Structured figure records:
================

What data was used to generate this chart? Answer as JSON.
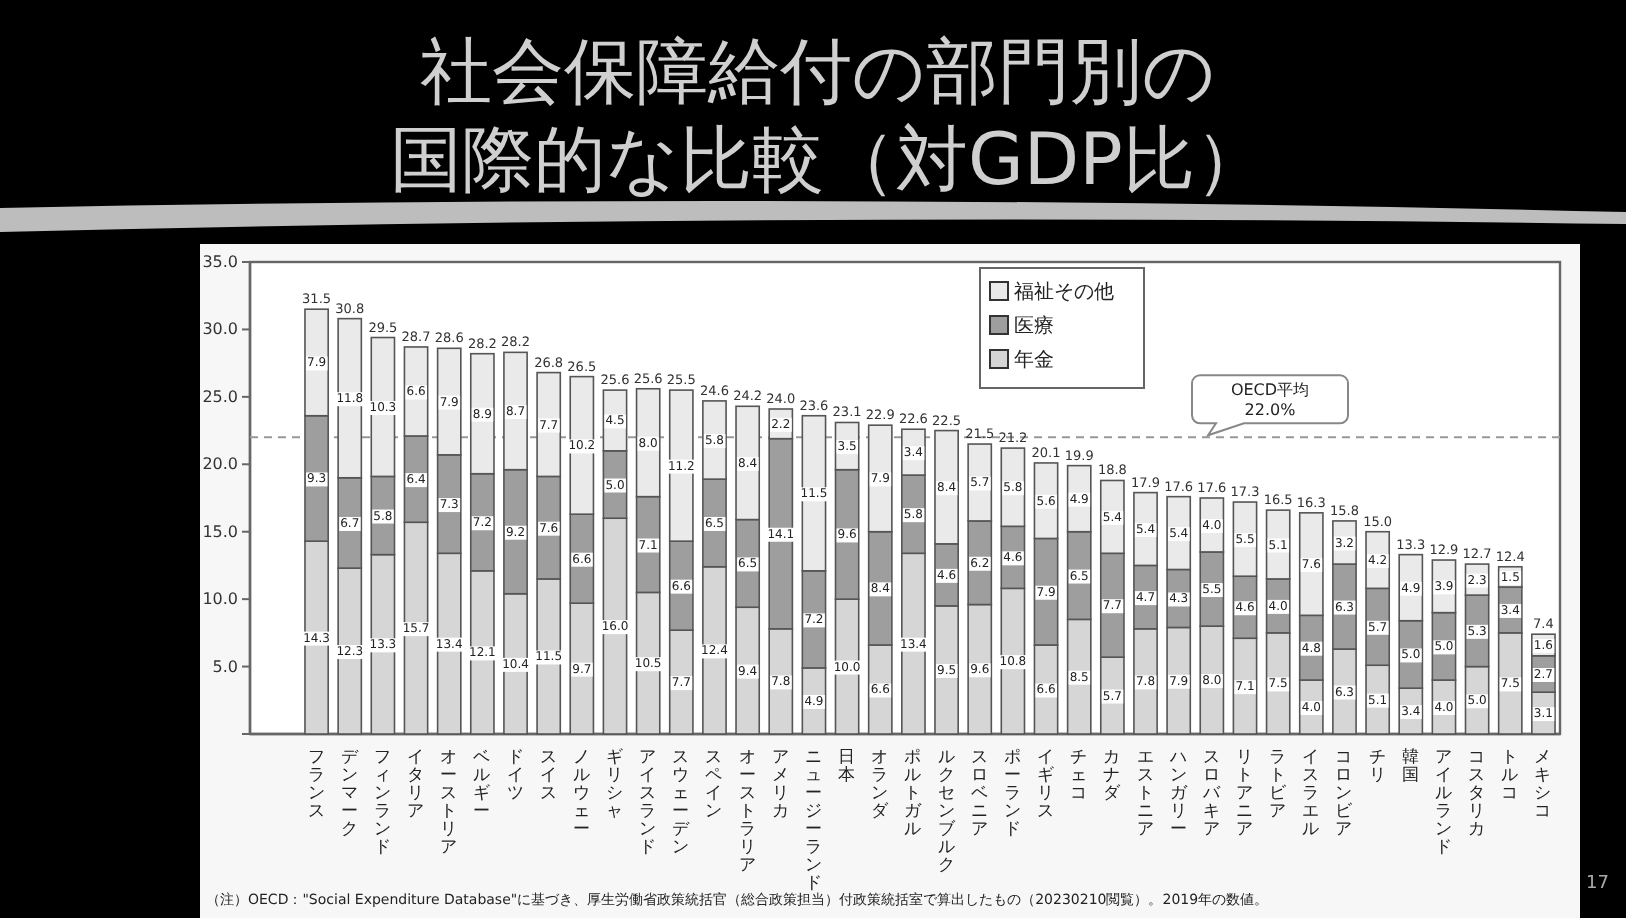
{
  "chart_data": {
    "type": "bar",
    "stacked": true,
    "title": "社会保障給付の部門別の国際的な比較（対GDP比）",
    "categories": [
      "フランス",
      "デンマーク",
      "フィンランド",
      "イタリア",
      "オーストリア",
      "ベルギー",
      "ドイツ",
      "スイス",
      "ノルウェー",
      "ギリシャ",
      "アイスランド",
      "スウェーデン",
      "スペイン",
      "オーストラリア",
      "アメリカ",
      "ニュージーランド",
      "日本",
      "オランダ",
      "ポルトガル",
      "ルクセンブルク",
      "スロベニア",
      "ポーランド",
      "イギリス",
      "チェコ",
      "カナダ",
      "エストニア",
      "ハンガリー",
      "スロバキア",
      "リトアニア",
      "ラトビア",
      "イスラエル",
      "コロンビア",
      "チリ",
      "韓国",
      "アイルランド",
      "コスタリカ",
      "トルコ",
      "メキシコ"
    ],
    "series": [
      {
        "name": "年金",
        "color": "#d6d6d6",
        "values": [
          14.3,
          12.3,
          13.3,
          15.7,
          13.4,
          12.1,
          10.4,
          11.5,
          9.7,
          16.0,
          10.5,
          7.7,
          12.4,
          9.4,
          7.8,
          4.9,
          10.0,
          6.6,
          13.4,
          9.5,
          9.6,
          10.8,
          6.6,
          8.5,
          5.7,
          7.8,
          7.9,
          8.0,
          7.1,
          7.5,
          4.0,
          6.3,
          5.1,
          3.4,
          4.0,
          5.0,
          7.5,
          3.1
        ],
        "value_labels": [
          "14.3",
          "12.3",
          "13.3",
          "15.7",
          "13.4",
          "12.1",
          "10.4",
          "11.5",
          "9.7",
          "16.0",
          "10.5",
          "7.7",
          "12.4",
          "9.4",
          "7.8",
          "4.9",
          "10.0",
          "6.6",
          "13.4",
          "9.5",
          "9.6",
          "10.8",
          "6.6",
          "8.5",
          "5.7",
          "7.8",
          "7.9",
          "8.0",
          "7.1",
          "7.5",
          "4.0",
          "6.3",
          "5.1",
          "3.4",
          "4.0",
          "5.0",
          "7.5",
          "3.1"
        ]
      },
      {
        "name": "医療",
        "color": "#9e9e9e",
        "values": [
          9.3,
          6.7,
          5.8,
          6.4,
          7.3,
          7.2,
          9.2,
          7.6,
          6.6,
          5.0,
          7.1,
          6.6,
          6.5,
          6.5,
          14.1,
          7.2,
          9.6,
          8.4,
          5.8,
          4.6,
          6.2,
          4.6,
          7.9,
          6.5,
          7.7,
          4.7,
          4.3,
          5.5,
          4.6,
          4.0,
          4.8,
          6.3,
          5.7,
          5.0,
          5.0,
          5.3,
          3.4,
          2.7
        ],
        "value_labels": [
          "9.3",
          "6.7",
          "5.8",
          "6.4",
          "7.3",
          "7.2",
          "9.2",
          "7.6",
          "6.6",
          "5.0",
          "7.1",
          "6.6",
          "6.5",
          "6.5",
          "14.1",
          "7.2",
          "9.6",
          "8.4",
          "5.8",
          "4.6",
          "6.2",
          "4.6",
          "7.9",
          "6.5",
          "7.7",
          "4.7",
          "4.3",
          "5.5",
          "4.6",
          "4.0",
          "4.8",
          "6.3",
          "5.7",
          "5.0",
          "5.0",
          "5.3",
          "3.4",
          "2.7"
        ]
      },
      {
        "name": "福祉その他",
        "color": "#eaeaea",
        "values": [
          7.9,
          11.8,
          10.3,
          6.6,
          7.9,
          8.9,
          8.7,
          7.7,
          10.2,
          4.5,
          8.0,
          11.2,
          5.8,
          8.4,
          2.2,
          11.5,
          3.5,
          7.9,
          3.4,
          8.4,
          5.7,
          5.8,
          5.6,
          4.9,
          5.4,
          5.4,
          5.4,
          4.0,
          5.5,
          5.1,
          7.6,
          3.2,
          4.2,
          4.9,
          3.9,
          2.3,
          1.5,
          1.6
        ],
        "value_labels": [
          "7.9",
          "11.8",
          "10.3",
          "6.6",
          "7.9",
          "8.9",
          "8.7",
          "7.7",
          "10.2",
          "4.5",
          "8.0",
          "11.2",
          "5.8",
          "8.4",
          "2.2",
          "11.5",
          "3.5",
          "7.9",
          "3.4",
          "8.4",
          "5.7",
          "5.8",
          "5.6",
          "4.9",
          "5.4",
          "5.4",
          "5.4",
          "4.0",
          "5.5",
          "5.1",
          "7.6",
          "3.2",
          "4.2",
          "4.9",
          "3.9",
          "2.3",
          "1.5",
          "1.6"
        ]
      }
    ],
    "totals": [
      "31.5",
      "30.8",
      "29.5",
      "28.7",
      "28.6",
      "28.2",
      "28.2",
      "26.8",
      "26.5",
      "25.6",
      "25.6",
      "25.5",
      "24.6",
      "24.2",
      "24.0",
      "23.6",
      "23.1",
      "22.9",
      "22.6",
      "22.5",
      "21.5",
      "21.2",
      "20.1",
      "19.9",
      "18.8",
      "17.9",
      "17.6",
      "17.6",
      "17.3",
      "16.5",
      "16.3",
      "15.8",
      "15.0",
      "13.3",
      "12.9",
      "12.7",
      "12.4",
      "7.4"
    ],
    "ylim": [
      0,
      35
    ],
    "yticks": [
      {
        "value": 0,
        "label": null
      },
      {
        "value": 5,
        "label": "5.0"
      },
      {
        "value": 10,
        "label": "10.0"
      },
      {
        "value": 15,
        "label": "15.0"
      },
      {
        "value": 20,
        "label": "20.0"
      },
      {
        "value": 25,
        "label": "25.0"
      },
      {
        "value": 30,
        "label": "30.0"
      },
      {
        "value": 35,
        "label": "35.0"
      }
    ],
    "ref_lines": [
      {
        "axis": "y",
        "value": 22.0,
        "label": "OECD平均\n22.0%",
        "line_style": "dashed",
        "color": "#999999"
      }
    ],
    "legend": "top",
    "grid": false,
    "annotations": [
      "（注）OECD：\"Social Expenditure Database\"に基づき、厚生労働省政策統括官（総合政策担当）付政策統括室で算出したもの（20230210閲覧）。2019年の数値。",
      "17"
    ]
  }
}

================

▸ Short problem
Extract every line of the data exactly; pictures stay out.

▸ Solution to this task
What data was used to generate this chart? Answer as JSON.
{
  "chart_data": {
    "type": "bar",
    "stacked": true,
    "title": "社会保障給付の部門別の国際的な比較（対GDP比）",
    "categories": [
      "フランス",
      "デンマーク",
      "フィンランド",
      "イタリア",
      "オーストリア",
      "ベルギー",
      "ドイツ",
      "スイス",
      "ノルウェー",
      "ギリシャ",
      "アイスランド",
      "スウェーデン",
      "スペイン",
      "オーストラリア",
      "アメリカ",
      "ニュージーランド",
      "日本",
      "オランダ",
      "ポルトガル",
      "ルクセンブルク",
      "スロベニア",
      "ポーランド",
      "イギリス",
      "チェコ",
      "カナダ",
      "エストニア",
      "ハンガリー",
      "スロバキア",
      "リトアニア",
      "ラトビア",
      "イスラエル",
      "コロンビア",
      "チリ",
      "韓国",
      "アイルランド",
      "コスタリカ",
      "トルコ",
      "メキシコ"
    ],
    "series": [
      {
        "name": "年金",
        "color": "#d6d6d6",
        "values": [
          14.3,
          12.3,
          13.3,
          15.7,
          13.4,
          12.1,
          10.4,
          11.5,
          9.7,
          16.0,
          10.5,
          7.7,
          12.4,
          9.4,
          7.8,
          4.9,
          10.0,
          6.6,
          13.4,
          9.5,
          9.6,
          10.8,
          6.6,
          8.5,
          5.7,
          7.8,
          7.9,
          8.0,
          7.1,
          7.5,
          4.0,
          6.3,
          5.1,
          3.4,
          4.0,
          5.0,
          7.5,
          3.1
        ],
        "value_labels": [
          "14.3",
          "12.3",
          "13.3",
          "15.7",
          "13.4",
          "12.1",
          "10.4",
          "11.5",
          "9.7",
          "16.0",
          "10.5",
          "7.7",
          "12.4",
          "9.4",
          "7.8",
          "4.9",
          "10.0",
          "6.6",
          "13.4",
          "9.5",
          "9.6",
          "10.8",
          "6.6",
          "8.5",
          "5.7",
          "7.8",
          "7.9",
          "8.0",
          "7.1",
          "7.5",
          "4.0",
          "6.3",
          "5.1",
          "3.4",
          "4.0",
          "5.0",
          "7.5",
          "3.1"
        ]
      },
      {
        "name": "医療",
        "color": "#9e9e9e",
        "values": [
          9.3,
          6.7,
          5.8,
          6.4,
          7.3,
          7.2,
          9.2,
          7.6,
          6.6,
          5.0,
          7.1,
          6.6,
          6.5,
          6.5,
          14.1,
          7.2,
          9.6,
          8.4,
          5.8,
          4.6,
          6.2,
          4.6,
          7.9,
          6.5,
          7.7,
          4.7,
          4.3,
          5.5,
          4.6,
          4.0,
          4.8,
          6.3,
          5.7,
          5.0,
          5.0,
          5.3,
          3.4,
          2.7
        ],
        "value_labels": [
          "9.3",
          "6.7",
          "5.8",
          "6.4",
          "7.3",
          "7.2",
          "9.2",
          "7.6",
          "6.6",
          "5.0",
          "7.1",
          "6.6",
          "6.5",
          "6.5",
          "14.1",
          "7.2",
          "9.6",
          "8.4",
          "5.8",
          "4.6",
          "6.2",
          "4.6",
          "7.9",
          "6.5",
          "7.7",
          "4.7",
          "4.3",
          "5.5",
          "4.6",
          "4.0",
          "4.8",
          "6.3",
          "5.7",
          "5.0",
          "5.0",
          "5.3",
          "3.4",
          "2.7"
        ]
      },
      {
        "name": "福祉その他",
        "color": "#eaeaea",
        "values": [
          7.9,
          11.8,
          10.3,
          6.6,
          7.9,
          8.9,
          8.7,
          7.7,
          10.2,
          4.5,
          8.0,
          11.2,
          5.8,
          8.4,
          2.2,
          11.5,
          3.5,
          7.9,
          3.4,
          8.4,
          5.7,
          5.8,
          5.6,
          4.9,
          5.4,
          5.4,
          5.4,
          4.0,
          5.5,
          5.1,
          7.6,
          3.2,
          4.2,
          4.9,
          3.9,
          2.3,
          1.5,
          1.6
        ],
        "value_labels": [
          "7.9",
          "11.8",
          "10.3",
          "6.6",
          "7.9",
          "8.9",
          "8.7",
          "7.7",
          "10.2",
          "4.5",
          "8.0",
          "11.2",
          "5.8",
          "8.4",
          "2.2",
          "11.5",
          "3.5",
          "7.9",
          "3.4",
          "8.4",
          "5.7",
          "5.8",
          "5.6",
          "4.9",
          "5.4",
          "5.4",
          "5.4",
          "4.0",
          "5.5",
          "5.1",
          "7.6",
          "3.2",
          "4.2",
          "4.9",
          "3.9",
          "2.3",
          "1.5",
          "1.6"
        ]
      }
    ],
    "totals": [
      "31.5",
      "30.8",
      "29.5",
      "28.7",
      "28.6",
      "28.2",
      "28.2",
      "26.8",
      "26.5",
      "25.6",
      "25.6",
      "25.5",
      "24.6",
      "24.2",
      "24.0",
      "23.6",
      "23.1",
      "22.9",
      "22.6",
      "22.5",
      "21.5",
      "21.2",
      "20.1",
      "19.9",
      "18.8",
      "17.9",
      "17.6",
      "17.6",
      "17.3",
      "16.5",
      "16.3",
      "15.8",
      "15.0",
      "13.3",
      "12.9",
      "12.7",
      "12.4",
      "7.4"
    ],
    "ylim": [
      0,
      35
    ],
    "yticks": [
      {
        "value": 0,
        "label": null
      },
      {
        "value": 5,
        "label": "5.0"
      },
      {
        "value": 10,
        "label": "10.0"
      },
      {
        "value": 15,
        "label": "15.0"
      },
      {
        "value": 20,
        "label": "20.0"
      },
      {
        "value": 25,
        "label": "25.0"
      },
      {
        "value": 30,
        "label": "30.0"
      },
      {
        "value": 35,
        "label": "35.0"
      }
    ],
    "ref_lines": [
      {
        "axis": "y",
        "value": 22.0,
        "label": "OECD平均\n22.0%",
        "line_style": "dashed",
        "color": "#999999"
      }
    ],
    "legend": "top",
    "grid": false,
    "annotations": [
      "（注）OECD：\"Social Expenditure Database\"に基づき、厚生労働省政策統括官（総合政策担当）付政策統括室で算出したもの（20230210閲覧）。2019年の数値。",
      "17"
    ]
  }
}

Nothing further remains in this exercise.